** begin SUPPLIED DATA **

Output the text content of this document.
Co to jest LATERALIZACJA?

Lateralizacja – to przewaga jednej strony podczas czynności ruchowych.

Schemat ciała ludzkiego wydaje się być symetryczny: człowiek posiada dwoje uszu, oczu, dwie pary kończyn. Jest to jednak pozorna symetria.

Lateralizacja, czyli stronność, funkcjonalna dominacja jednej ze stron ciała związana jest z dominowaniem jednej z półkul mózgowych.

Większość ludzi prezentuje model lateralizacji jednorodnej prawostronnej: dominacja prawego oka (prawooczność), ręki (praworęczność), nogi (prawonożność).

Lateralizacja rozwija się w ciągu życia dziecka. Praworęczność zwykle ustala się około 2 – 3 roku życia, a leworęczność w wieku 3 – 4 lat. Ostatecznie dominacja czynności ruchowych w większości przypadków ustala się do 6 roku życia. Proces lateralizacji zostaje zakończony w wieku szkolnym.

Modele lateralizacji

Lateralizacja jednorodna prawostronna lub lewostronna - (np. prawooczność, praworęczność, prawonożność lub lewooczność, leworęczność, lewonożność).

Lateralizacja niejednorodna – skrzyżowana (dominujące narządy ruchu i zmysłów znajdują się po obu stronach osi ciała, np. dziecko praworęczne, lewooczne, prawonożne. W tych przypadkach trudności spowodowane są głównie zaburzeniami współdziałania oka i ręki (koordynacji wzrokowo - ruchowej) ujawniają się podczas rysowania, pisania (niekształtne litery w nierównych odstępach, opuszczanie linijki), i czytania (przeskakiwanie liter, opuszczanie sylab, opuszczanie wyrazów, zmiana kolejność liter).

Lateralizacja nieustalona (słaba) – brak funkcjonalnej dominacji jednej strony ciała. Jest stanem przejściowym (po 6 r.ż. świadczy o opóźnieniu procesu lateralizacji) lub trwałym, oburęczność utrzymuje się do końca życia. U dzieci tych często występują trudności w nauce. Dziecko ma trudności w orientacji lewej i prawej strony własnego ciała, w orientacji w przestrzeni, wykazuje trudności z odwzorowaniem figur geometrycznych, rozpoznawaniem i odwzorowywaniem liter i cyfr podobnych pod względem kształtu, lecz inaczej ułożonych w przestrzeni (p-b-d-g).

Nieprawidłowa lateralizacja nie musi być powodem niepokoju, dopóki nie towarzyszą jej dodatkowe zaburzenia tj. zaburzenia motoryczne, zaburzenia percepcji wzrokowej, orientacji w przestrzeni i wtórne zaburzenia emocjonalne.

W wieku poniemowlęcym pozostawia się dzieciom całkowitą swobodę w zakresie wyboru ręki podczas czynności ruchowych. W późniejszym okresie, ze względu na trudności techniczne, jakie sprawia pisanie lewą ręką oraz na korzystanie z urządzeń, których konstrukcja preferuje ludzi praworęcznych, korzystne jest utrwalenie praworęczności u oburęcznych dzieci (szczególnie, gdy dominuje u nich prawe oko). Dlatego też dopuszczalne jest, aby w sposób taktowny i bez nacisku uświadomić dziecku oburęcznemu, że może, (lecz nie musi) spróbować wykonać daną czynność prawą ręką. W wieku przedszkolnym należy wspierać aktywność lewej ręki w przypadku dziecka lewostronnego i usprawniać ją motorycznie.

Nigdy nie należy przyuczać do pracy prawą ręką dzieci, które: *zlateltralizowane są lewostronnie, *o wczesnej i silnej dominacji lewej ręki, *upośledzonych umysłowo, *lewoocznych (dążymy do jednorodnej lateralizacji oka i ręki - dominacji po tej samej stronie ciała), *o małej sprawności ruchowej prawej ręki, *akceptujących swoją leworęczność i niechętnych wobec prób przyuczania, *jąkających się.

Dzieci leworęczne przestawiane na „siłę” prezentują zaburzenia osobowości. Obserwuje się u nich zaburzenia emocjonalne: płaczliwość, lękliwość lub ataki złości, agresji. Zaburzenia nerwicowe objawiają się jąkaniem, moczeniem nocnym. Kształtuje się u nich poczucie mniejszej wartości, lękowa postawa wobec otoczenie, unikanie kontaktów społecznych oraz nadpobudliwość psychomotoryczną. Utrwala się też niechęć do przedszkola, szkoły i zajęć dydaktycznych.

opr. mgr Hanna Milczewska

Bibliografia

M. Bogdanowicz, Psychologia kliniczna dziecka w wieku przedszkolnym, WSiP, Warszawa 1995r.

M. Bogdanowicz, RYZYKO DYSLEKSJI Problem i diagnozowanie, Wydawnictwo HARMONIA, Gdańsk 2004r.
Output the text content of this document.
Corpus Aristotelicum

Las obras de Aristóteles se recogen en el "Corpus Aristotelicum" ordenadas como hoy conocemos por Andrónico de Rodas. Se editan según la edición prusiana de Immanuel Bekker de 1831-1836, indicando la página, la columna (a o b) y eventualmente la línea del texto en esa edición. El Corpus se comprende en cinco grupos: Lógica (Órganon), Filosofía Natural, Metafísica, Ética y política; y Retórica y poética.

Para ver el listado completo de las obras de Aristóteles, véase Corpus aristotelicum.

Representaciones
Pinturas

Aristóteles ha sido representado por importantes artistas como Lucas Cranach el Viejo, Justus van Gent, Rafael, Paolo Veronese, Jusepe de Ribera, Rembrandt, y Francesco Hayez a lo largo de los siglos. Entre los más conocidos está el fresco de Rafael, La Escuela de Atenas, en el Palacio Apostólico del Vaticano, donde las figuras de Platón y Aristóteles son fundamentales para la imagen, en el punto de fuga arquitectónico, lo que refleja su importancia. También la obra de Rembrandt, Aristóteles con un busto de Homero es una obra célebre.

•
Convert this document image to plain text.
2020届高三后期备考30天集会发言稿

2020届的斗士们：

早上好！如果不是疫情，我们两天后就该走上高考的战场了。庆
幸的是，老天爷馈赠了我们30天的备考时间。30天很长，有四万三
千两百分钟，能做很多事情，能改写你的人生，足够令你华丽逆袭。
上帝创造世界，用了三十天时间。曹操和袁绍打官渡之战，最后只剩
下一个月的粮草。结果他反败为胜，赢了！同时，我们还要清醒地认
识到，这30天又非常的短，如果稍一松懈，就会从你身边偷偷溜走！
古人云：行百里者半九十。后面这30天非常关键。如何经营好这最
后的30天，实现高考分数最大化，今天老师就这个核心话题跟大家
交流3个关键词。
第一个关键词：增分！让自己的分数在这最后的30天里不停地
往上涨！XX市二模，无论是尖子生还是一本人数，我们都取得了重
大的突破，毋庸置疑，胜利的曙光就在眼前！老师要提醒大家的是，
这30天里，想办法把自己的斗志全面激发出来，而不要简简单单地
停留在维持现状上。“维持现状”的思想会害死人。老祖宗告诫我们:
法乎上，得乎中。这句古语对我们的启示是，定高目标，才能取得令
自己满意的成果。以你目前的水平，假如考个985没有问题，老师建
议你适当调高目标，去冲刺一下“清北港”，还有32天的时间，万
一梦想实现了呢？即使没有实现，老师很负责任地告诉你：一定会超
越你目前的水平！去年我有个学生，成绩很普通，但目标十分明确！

** end SUPPLIED DATA **

* WRITTEN INSTRUCTION
Write the material out exactly, with nothing left out.

* ANSWER BELOW
Output the text content of this document.
Co to jest LATERALIZACJA?

Lateralizacja – to przewaga jednej strony podczas czynności ruchowych.

Schemat ciała ludzkiego wydaje się być symetryczny: człowiek posiada dwoje uszu, oczu, dwie pary kończyn. Jest to jednak pozorna symetria.

Lateralizacja, czyli stronność, funkcjonalna dominacja jednej ze stron ciała związana jest z dominowaniem jednej z półkul mózgowych.

Większość ludzi prezentuje model lateralizacji jednorodnej prawostronnej: dominacja prawego oka (prawooczność), ręki (praworęczność), nogi (prawonożność).

Lateralizacja rozwija się w ciągu życia dziecka. Praworęczność zwykle ustala się około 2 – 3 roku życia, a leworęczność w wieku 3 – 4 lat. Ostatecznie dominacja czynności ruchowych w większości przypadków ustala się do 6 roku życia. Proces lateralizacji zostaje zakończony w wieku szkolnym.

Modele lateralizacji

Lateralizacja jednorodna prawostronna lub lewostronna - (np. prawooczność, praworęczność, prawonożność lub lewooczność, leworęczność, lewonożność).

Lateralizacja niejednorodna – skrzyżowana (dominujące narządy ruchu i zmysłów znajdują się po obu stronach osi ciała, np. dziecko praworęczne, lewooczne, prawonożne. W tych przypadkach trudności spowodowane są głównie zaburzeniami współdziałania oka i ręki (koordynacji wzrokowo - ruchowej) ujawniają się podczas rysowania, pisania (niekształtne litery w nierównych odstępach, opuszczanie linijki), i czytania (przeskakiwanie liter, opuszczanie sylab, opuszczanie wyrazów, zmiana kolejność liter).

Lateralizacja nieustalona (słaba) – brak funkcjonalnej dominacji jednej strony ciała. Jest stanem przejściowym (po 6 r.ż. świadczy o opóźnieniu procesu lateralizacji) lub trwałym, oburęczność utrzymuje się do końca życia. U dzieci tych często występują trudności w nauce. Dziecko ma trudności w orientacji lewej i prawej strony własnego ciała, w orientacji w przestrzeni, wykazuje trudności z odwzorowaniem figur geometrycznych, rozpoznawaniem i odwzorowywaniem liter i cyfr podobnych pod względem kształtu, lecz inaczej ułożonych w przestrzeni (p-b-d-g).

Nieprawidłowa lateralizacja nie musi być powodem niepokoju, dopóki nie towarzyszą jej dodatkowe zaburzenia tj. zaburzenia motoryczne, zaburzenia percepcji wzrokowej, orientacji w przestrzeni i wtórne zaburzenia emocjonalne.

W wieku poniemowlęcym pozostawia się dzieciom całkowitą swobodę w zakresie wyboru ręki podczas czynności ruchowych. W późniejszym okresie, ze względu na trudności techniczne, jakie sprawia pisanie lewą ręką oraz na korzystanie z urządzeń, których konstrukcja preferuje ludzi praworęcznych, korzystne jest utrwalenie praworęczności u oburęcznych dzieci (szczególnie, gdy dominuje u nich prawe oko). Dlatego też dopuszczalne jest, aby w sposób taktowny i bez nacisku uświadomić dziecku oburęcznemu, że może, (lecz nie musi) spróbować wykonać daną czynność prawą ręką. W wieku przedszkolnym należy wspierać aktywność lewej ręki w przypadku dziecka lewostronnego i usprawniać ją motorycznie.

Nigdy nie należy przyuczać do pracy prawą ręką dzieci, które: *zlateltralizowane są lewostronnie, *o wczesnej i silnej dominacji lewej ręki, *upośledzonych umysłowo, *lewoocznych (dążymy do jednorodnej lateralizacji oka i ręki - dominacji po tej samej stronie ciała), *o małej sprawności ruchowej prawej ręki, *akceptujących swoją leworęczność i niechętnych wobec prób przyuczania, *jąkających się.

Dzieci leworęczne przestawiane na „siłę” prezentują zaburzenia osobowości. Obserwuje się u nich zaburzenia emocjonalne: płaczliwość, lękliwość lub ataki złości, agresji. Zaburzenia nerwicowe objawiają się jąkaniem, moczeniem nocnym. Kształtuje się u nich poczucie mniejszej wartości, lękowa postawa wobec otoczenie, unikanie kontaktów społecznych oraz nadpobudliwość psychomotoryczną. Utrwala się też niechęć do przedszkola, szkoły i zajęć dydaktycznych.

opr. mgr Hanna Milczewska

Bibliografia

M. Bogdanowicz, Psychologia kliniczna dziecka w wieku przedszkolnym, WSiP, Warszawa 1995r.

M. Bogdanowicz, RYZYKO DYSLEKSJI Problem i diagnozowanie, Wydawnictwo HARMONIA, Gdańsk 2004r.
Output the text content of this document.
Corpus Aristotelicum

Las obras de Aristóteles se recogen en el "Corpus Aristotelicum" ordenadas como hoy conocemos por Andrónico de Rodas. Se editan según la edición prusiana de Immanuel Bekker de 1831-1836, indicando la página, la columna (a o b) y eventualmente la línea del texto en esa edición. El Corpus se comprende en cinco grupos: Lógica (Órganon), Filosofía Natural, Metafísica, Ética y política; y Retórica y poética.

Para ver el listado completo de las obras de Aristóteles, véase Corpus aristotelicum.

Representaciones
Pinturas

Aristóteles ha sido representado por importantes artistas como Lucas Cranach el Viejo, Justus van Gent, Rafael, Paolo Veronese, Jusepe de Ribera, Rembrandt, y Francesco Hayez a lo largo de los siglos. Entre los más conocidos está el fresco de Rafael, La Escuela de Atenas, en el Palacio Apostólico del Vaticano, donde las figuras de Platón y Aristóteles son fundamentales para la imagen, en el punto de fuga arquitectónico, lo que refleja su importancia. También la obra de Rembrandt, Aristóteles con un busto de Homero es una obra célebre.

•
Convert this document image to plain text.
2020届高三后期备考30天集会发言稿

2020届的斗士们：

早上好！如果不是疫情，我们两天后就该走上高考的战场了。庆
幸的是，老天爷馈赠了我们30天的备考时间。30天很长，有四万三
千两百分钟，能做很多事情，能改写你的人生，足够令你华丽逆袭。
上帝创造世界，用了三十天时间。曹操和袁绍打官渡之战，最后只剩
下一个月的粮草。结果他反败为胜，赢了！同时，我们还要清醒地认
识到，这30天又非常的短，如果稍一松懈，就会从你身边偷偷溜走！
古人云：行百里者半九十。后面这30天非常关键。如何经营好这最
后的30天，实现高考分数最大化，今天老师就这个核心话题跟大家
交流3个关键词。
第一个关键词：增分！让自己的分数在这最后的30天里不停地
往上涨！XX市二模，无论是尖子生还是一本人数，我们都取得了重
大的突破，毋庸置疑，胜利的曙光就在眼前！老师要提醒大家的是，
这30天里，想办法把自己的斗志全面激发出来，而不要简简单单地
停留在维持现状上。“维持现状”的思想会害死人。老祖宗告诫我们:
法乎上，得乎中。这句古语对我们的启示是，定高目标，才能取得令
自己满意的成果。以你目前的水平，假如考个985没有问题，老师建
议你适当调高目标，去冲刺一下“清北港”，还有32天的时间，万
一梦想实现了呢？即使没有实现，老师很负责任地告诉你：一定会超
越你目前的水平！去年我有个学生，成绩很普通，但目标十分明确！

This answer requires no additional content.